▸ **DESCRIPTION OF THE TASK**:
Whenever a line contains the string "INTEREST", copy it out of the entries.

Dataset excerpt
--*--

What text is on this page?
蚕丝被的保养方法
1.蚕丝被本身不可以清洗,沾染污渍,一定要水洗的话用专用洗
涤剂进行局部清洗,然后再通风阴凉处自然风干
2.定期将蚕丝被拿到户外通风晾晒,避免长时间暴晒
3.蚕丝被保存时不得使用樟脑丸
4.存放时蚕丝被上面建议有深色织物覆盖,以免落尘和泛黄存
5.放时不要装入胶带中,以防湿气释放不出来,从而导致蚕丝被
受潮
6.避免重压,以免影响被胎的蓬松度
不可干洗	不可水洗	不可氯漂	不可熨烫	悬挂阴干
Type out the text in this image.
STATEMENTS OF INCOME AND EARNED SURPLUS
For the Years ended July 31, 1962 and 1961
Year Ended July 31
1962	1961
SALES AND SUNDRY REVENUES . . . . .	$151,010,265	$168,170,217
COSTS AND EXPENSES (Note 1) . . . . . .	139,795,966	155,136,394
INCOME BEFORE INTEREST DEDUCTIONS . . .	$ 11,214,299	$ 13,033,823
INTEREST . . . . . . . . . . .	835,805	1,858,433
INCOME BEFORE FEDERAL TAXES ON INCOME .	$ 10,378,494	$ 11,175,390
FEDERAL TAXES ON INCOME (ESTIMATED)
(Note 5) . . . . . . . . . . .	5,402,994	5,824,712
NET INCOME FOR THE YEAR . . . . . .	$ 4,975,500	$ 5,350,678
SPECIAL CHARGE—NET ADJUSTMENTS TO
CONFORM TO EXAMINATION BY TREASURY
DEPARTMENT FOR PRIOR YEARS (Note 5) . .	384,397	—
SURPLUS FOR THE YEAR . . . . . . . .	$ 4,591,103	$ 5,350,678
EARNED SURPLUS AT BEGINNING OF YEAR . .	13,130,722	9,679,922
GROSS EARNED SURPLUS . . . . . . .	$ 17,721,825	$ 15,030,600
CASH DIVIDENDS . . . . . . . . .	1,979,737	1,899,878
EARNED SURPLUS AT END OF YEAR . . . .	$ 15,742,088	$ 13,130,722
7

--*--

▸ **ANSWER FOR THIS EXERCISE**:
INCOME BEFORE INTEREST DEDUCTIONS . . .	$ 11,214,299	$ 13,033,823
INTEREST . . . . . . . . . . .	835,805	1,858,433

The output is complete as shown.